** Begin Records shown **
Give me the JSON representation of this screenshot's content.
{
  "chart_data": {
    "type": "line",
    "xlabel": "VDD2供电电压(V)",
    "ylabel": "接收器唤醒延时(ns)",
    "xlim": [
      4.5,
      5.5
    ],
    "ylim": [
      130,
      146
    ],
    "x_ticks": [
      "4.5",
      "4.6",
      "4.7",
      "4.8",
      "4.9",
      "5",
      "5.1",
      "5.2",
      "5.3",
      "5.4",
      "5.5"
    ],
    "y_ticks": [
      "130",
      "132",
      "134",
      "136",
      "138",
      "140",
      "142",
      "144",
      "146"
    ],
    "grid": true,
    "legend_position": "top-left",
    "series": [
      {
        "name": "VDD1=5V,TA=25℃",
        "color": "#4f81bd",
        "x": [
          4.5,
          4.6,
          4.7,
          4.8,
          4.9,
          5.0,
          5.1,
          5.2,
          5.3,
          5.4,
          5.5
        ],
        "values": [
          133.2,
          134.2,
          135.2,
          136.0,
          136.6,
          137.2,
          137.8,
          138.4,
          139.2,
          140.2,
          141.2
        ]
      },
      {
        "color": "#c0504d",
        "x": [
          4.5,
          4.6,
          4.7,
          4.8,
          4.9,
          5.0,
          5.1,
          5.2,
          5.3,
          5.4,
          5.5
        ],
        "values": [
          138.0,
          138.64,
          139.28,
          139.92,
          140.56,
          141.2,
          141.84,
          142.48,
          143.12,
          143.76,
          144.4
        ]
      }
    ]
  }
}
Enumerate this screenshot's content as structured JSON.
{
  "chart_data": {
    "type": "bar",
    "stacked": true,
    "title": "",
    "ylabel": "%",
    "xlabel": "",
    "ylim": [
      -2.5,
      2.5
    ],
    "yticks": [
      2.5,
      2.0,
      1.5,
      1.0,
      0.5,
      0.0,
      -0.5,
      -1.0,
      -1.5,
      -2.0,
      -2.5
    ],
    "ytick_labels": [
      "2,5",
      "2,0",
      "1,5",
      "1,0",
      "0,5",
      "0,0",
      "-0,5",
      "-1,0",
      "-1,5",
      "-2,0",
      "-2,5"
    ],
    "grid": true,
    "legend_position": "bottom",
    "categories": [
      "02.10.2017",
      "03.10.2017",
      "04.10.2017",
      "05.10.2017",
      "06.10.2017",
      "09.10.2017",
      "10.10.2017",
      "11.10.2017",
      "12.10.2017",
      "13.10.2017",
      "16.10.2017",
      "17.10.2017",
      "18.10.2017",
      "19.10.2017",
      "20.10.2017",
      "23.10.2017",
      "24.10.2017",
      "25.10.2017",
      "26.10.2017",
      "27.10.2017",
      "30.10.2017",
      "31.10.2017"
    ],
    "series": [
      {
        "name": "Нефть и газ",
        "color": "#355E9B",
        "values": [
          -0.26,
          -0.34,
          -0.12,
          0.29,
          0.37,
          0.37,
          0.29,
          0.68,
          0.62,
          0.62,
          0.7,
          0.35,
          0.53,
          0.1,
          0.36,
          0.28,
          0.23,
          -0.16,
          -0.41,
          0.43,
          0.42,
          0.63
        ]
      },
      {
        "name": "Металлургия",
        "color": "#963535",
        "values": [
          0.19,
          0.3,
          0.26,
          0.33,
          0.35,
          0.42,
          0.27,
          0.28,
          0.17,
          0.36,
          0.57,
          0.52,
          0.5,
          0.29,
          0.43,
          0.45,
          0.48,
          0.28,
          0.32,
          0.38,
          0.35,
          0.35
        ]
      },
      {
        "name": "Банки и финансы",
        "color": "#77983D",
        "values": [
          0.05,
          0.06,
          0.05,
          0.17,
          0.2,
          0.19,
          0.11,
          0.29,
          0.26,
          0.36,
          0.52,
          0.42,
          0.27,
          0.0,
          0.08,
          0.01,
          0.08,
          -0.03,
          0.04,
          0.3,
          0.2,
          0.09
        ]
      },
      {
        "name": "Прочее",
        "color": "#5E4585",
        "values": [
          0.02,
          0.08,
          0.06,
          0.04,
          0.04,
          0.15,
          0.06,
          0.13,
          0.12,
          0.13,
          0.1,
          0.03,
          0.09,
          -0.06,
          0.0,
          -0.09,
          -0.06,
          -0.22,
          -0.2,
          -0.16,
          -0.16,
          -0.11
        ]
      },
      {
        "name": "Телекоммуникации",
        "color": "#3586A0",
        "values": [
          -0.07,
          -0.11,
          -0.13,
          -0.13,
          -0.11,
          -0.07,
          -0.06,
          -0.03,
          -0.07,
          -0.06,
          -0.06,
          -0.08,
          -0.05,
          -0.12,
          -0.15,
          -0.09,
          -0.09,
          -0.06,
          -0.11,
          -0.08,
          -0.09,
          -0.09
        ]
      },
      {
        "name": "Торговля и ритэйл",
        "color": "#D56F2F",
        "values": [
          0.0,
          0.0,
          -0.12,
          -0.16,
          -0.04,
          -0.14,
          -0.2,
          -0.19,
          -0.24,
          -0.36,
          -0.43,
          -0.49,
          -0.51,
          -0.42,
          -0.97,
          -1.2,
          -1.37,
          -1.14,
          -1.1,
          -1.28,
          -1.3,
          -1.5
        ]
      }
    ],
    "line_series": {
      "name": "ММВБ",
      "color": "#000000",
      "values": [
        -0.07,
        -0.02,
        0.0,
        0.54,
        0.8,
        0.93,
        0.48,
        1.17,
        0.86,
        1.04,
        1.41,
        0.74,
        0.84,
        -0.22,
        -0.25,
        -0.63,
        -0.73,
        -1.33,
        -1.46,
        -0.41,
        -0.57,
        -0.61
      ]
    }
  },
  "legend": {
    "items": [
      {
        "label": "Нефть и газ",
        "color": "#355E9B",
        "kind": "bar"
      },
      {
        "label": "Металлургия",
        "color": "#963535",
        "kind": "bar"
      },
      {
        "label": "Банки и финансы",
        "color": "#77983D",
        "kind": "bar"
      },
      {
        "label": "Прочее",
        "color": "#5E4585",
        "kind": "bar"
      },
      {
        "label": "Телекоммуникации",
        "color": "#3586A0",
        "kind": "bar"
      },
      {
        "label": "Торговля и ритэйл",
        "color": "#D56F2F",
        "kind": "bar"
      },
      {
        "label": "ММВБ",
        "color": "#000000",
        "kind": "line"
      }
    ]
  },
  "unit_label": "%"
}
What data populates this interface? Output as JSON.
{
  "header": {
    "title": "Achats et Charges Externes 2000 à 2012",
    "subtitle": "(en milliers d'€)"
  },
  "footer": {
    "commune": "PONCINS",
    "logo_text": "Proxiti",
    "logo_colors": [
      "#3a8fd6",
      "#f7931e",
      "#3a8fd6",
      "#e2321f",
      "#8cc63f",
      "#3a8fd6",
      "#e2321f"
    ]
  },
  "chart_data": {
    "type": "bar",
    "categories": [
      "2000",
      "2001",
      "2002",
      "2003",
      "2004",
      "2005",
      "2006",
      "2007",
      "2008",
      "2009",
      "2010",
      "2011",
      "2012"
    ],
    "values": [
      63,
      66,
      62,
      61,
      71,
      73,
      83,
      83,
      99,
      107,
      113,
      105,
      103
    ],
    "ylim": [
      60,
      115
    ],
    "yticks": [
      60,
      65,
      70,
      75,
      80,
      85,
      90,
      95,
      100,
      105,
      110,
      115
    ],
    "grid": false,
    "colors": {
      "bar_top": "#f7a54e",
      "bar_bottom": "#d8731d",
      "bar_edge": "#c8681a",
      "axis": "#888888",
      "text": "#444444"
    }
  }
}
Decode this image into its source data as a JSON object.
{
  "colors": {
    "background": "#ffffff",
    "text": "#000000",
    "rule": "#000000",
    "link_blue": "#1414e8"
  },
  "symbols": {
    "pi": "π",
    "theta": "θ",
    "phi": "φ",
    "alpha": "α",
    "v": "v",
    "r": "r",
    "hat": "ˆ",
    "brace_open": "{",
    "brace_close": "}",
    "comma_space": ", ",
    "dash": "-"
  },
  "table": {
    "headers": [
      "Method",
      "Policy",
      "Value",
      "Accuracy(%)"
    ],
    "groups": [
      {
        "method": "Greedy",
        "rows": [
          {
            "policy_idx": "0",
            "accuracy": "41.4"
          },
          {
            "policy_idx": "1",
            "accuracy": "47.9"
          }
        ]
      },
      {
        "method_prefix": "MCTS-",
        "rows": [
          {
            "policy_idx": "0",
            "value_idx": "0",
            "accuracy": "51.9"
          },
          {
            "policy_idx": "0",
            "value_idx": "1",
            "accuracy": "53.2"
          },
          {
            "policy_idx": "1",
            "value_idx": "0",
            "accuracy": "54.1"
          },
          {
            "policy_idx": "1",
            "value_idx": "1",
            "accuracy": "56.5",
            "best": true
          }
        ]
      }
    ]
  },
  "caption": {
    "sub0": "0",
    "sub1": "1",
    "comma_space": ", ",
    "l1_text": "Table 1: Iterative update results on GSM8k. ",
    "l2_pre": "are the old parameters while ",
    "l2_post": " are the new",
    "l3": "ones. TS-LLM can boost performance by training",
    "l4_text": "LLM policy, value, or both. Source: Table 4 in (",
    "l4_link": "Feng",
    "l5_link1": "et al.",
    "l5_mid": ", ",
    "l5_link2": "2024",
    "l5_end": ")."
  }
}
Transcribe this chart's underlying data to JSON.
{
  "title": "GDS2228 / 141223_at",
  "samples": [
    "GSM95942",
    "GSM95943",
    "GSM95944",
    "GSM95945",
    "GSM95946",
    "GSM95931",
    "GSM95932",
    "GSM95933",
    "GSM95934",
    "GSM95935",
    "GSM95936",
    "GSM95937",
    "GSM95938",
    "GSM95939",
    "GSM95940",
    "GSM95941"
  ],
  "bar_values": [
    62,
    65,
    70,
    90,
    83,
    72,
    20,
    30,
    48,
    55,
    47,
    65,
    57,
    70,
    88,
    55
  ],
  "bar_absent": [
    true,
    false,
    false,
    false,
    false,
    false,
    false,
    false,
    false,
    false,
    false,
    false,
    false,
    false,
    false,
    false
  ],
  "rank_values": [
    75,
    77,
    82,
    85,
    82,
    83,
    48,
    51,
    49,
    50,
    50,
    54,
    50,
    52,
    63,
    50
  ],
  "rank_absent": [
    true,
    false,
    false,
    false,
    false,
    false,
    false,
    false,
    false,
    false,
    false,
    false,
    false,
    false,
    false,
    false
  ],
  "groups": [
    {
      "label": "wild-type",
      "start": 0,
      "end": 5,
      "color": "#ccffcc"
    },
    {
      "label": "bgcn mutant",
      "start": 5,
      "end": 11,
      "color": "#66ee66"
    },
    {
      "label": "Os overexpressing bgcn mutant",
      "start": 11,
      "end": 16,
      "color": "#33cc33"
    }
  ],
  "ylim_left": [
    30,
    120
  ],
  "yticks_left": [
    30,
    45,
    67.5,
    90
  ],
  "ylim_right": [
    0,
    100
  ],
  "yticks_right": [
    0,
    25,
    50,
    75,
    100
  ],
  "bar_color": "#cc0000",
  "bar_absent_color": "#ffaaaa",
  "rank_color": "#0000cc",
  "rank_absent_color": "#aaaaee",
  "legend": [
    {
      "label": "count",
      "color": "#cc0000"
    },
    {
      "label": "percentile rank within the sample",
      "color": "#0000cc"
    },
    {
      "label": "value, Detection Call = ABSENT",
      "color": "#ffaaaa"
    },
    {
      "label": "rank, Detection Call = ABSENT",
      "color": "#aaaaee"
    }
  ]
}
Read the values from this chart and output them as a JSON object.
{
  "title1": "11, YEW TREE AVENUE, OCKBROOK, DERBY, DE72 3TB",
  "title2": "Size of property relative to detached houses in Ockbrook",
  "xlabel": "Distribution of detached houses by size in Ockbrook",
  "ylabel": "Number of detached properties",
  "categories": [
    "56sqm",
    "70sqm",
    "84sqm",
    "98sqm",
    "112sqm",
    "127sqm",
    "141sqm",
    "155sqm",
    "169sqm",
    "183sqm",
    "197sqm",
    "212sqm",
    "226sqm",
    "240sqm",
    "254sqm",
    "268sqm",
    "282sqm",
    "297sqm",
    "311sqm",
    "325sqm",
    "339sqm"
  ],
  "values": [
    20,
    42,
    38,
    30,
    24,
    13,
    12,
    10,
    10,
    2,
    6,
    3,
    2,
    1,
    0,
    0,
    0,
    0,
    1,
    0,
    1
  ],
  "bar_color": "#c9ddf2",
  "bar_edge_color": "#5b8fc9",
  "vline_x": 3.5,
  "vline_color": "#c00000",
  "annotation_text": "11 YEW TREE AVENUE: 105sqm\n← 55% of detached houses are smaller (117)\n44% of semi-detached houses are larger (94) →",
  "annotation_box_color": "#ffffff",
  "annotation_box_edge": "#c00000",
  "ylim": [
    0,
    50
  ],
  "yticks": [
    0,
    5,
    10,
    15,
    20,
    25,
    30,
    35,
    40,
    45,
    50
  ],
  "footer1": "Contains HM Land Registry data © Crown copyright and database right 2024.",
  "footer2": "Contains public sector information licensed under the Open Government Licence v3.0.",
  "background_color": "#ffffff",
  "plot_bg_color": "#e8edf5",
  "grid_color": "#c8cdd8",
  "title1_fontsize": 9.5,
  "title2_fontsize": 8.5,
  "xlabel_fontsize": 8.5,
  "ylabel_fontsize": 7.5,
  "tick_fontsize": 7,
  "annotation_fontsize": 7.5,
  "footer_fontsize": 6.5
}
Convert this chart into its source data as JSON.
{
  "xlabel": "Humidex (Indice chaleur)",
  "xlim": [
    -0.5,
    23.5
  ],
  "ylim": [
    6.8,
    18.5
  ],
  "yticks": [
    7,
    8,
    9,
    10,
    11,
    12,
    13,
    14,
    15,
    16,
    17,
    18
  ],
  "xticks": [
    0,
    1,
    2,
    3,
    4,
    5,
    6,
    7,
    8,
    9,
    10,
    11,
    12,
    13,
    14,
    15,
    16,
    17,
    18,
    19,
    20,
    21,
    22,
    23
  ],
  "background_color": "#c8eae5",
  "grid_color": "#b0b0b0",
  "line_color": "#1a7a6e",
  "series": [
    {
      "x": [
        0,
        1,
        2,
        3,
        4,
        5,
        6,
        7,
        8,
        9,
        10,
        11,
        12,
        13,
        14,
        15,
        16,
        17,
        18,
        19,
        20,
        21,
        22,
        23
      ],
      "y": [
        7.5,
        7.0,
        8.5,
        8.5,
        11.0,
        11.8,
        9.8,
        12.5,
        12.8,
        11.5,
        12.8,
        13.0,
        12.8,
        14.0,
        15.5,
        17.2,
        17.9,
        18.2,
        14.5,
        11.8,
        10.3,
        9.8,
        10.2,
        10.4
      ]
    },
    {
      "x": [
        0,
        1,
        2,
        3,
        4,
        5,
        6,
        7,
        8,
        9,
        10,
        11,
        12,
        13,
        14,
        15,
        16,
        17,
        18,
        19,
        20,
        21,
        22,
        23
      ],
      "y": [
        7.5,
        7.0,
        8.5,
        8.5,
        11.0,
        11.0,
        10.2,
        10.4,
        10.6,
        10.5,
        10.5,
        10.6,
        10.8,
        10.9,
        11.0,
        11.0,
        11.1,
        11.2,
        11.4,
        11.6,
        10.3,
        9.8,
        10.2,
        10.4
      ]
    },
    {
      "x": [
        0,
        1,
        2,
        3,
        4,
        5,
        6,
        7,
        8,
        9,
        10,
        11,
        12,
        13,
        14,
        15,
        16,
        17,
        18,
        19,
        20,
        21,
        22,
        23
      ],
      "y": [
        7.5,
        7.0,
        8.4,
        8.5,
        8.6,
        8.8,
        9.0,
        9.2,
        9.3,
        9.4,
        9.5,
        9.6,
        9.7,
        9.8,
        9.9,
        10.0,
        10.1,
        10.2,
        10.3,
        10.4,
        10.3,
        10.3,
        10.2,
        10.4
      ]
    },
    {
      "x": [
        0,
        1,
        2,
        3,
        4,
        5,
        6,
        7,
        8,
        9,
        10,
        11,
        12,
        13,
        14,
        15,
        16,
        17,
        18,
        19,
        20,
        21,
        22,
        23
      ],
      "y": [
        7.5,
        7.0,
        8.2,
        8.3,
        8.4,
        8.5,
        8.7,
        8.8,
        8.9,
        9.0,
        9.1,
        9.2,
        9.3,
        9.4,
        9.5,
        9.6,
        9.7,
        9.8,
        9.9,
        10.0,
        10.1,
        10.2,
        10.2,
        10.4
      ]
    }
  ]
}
** End Records shown **
§ **Problem to work on**:
From the data above, copy out every line with the string "screenshot" in it.

§ **Exercise output**:
Give me the JSON representation of this screenshot's content.
Enumerate this screenshot's content as structured JSON.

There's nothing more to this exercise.